**Dataset records**
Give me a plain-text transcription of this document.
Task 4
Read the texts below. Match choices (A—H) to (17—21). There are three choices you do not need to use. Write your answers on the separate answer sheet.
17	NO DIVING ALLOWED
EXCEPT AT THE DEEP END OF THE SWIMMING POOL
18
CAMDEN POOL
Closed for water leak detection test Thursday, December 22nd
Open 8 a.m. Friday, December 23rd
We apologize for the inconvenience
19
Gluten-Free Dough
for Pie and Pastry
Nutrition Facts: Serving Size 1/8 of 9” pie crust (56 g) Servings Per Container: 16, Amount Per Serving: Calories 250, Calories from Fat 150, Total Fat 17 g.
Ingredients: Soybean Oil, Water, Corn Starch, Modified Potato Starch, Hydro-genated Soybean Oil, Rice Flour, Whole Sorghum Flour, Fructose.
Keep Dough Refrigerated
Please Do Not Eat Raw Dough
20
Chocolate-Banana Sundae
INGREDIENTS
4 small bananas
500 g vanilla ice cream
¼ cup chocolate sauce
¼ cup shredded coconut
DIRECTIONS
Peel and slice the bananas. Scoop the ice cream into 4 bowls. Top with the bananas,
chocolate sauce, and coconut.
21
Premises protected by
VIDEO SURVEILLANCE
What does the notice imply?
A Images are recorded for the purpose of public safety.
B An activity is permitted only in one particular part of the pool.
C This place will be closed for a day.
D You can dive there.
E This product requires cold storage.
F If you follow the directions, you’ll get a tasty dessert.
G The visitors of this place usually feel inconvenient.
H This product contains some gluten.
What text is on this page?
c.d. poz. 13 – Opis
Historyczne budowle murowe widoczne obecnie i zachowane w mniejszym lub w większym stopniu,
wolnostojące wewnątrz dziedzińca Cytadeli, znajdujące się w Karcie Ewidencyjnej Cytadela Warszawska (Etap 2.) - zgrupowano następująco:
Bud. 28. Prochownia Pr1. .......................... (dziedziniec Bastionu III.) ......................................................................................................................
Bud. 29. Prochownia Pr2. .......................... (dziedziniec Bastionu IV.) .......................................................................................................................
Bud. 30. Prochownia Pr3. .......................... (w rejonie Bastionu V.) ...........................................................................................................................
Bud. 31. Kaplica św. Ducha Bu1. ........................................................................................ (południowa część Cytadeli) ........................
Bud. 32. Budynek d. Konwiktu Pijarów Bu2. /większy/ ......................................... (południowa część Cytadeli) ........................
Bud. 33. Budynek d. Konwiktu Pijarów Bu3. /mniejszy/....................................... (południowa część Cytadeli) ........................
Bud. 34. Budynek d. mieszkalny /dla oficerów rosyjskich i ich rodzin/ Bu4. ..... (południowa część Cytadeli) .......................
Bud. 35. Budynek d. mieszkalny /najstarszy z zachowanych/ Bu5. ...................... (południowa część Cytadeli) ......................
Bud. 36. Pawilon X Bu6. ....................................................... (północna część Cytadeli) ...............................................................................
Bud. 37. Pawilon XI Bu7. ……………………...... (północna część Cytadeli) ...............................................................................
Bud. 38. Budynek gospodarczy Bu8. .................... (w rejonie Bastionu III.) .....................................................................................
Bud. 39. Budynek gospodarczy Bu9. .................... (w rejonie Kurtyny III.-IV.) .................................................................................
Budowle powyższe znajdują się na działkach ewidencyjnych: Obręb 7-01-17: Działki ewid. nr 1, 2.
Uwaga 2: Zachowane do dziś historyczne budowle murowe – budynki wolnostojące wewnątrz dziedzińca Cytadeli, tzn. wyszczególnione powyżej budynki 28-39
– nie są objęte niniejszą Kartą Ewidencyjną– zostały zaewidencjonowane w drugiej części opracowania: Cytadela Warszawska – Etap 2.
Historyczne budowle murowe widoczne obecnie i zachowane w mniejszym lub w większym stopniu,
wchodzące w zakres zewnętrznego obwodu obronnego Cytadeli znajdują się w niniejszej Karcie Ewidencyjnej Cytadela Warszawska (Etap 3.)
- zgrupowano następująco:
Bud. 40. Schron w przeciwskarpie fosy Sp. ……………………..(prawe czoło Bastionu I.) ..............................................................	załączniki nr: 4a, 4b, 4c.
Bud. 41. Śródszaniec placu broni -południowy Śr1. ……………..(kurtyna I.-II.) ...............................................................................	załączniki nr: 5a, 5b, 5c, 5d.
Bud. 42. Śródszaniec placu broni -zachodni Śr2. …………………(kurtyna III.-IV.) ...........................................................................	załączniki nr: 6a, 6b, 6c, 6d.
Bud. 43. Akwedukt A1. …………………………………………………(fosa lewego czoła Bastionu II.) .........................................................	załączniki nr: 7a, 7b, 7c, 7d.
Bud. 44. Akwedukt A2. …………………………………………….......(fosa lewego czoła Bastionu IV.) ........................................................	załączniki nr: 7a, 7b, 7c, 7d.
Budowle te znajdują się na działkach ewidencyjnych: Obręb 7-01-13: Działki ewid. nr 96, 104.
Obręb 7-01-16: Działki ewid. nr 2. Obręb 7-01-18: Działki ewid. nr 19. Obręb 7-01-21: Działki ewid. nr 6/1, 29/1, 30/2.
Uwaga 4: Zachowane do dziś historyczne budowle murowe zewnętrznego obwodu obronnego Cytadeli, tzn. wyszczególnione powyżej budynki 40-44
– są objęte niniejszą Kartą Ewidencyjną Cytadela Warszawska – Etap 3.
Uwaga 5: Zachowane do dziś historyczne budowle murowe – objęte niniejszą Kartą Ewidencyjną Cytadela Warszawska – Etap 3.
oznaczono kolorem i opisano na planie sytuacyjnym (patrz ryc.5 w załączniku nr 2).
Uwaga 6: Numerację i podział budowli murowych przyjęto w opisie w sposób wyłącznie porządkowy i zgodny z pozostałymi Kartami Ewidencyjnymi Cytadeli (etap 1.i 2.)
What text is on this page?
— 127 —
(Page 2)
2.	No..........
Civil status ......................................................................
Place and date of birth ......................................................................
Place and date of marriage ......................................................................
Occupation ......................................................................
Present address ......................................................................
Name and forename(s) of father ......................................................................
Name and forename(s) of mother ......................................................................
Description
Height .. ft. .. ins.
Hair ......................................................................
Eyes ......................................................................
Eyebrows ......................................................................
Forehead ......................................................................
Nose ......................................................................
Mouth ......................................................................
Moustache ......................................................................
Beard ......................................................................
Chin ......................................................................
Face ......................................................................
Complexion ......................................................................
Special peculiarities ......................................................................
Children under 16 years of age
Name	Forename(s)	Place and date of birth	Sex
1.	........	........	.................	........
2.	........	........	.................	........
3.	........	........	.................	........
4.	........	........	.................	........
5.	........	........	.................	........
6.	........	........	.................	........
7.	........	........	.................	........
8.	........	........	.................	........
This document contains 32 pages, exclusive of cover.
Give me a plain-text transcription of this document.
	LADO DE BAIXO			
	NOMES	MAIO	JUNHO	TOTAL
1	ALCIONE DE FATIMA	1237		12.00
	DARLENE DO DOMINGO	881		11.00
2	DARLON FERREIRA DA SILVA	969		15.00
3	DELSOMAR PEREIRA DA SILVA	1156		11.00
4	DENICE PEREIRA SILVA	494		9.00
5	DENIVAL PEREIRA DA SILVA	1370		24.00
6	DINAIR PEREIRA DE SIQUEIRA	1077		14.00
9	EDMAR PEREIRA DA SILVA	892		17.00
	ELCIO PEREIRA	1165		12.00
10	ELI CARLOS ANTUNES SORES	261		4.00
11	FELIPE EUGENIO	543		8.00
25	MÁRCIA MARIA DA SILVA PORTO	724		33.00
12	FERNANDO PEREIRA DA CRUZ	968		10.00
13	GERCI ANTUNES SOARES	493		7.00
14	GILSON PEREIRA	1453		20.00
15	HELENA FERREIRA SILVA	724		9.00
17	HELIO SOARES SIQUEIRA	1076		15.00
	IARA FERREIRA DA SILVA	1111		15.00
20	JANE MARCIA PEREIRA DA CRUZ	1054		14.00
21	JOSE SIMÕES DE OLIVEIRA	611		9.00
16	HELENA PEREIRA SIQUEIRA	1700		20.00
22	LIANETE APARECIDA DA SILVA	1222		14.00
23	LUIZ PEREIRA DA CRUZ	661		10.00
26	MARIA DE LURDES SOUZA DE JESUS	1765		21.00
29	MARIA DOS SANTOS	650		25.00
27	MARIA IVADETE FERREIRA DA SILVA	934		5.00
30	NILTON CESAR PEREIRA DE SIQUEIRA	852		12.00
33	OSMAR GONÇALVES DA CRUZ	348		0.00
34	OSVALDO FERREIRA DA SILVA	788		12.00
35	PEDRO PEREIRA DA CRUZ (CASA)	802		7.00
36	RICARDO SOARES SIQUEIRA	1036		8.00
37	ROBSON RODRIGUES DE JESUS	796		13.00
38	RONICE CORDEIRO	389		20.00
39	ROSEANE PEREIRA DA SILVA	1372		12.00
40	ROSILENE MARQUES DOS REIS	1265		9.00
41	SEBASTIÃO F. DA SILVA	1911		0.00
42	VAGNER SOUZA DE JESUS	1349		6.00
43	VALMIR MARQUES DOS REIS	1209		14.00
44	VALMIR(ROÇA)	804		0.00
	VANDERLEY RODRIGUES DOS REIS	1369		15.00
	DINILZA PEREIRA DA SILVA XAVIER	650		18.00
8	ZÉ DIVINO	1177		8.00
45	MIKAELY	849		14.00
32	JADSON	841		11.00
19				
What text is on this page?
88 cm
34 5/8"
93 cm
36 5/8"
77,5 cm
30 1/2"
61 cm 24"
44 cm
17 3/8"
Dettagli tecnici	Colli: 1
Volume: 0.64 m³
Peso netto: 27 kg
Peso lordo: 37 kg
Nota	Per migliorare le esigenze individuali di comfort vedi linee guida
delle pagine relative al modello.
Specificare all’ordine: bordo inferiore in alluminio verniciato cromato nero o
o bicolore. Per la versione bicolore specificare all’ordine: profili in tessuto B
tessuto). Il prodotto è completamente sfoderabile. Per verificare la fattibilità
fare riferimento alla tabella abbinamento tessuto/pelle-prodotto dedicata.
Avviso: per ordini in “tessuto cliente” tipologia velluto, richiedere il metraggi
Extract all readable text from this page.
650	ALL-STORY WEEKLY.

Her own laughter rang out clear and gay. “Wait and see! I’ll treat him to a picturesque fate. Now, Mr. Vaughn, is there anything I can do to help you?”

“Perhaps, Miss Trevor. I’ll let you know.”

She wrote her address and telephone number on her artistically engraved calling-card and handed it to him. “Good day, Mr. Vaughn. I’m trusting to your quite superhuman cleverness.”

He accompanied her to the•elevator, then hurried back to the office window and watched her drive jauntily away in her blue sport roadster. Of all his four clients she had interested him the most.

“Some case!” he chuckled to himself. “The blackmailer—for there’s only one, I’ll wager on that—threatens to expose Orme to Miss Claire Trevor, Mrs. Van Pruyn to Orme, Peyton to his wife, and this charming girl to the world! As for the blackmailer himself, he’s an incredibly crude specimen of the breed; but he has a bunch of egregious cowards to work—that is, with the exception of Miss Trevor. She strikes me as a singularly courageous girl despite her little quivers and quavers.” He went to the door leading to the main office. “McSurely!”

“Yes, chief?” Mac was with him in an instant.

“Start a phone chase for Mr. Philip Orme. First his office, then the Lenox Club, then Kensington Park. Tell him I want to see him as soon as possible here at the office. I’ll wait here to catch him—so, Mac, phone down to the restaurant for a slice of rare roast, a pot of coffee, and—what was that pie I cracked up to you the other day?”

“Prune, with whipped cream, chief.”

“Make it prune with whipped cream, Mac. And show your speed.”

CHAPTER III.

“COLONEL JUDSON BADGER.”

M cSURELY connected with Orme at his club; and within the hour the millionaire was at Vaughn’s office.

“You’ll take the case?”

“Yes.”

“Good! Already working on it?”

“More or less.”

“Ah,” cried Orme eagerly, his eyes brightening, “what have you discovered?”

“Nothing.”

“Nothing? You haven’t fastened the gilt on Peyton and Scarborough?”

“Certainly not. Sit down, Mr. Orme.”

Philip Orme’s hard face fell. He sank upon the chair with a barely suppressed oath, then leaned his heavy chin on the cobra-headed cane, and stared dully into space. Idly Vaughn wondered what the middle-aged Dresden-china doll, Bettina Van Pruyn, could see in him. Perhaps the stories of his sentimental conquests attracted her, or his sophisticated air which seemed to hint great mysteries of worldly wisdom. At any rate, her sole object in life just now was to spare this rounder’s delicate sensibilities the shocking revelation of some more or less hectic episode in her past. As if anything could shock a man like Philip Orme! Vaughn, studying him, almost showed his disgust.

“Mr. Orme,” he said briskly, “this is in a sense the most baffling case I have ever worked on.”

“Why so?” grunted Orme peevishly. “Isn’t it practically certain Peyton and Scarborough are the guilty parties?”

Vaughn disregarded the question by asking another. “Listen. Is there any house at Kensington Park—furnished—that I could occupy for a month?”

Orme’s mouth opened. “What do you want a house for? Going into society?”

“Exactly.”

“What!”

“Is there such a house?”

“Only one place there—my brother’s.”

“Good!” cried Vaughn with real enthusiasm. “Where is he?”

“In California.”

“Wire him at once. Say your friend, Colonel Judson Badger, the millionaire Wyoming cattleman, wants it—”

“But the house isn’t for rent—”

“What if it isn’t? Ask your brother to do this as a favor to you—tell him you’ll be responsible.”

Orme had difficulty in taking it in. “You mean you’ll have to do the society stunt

**Exercise requirements**
Examine the records and pull out every line where the string "wewnątrz" occurs.

**Result**
wolnostojące wewnątrz dziedzińca Cytadeli, znajdujące się w Karcie Ewidencyjnej Cytadela Warszawska (Etap 2.) - zgrupowano następująco:
Uwaga 2: Zachowane do dziś historyczne budowle murowe – budynki wolnostojące wewnątrz dziedzińca Cytadeli, tzn. wyszczególnione powyżej budynki 28-39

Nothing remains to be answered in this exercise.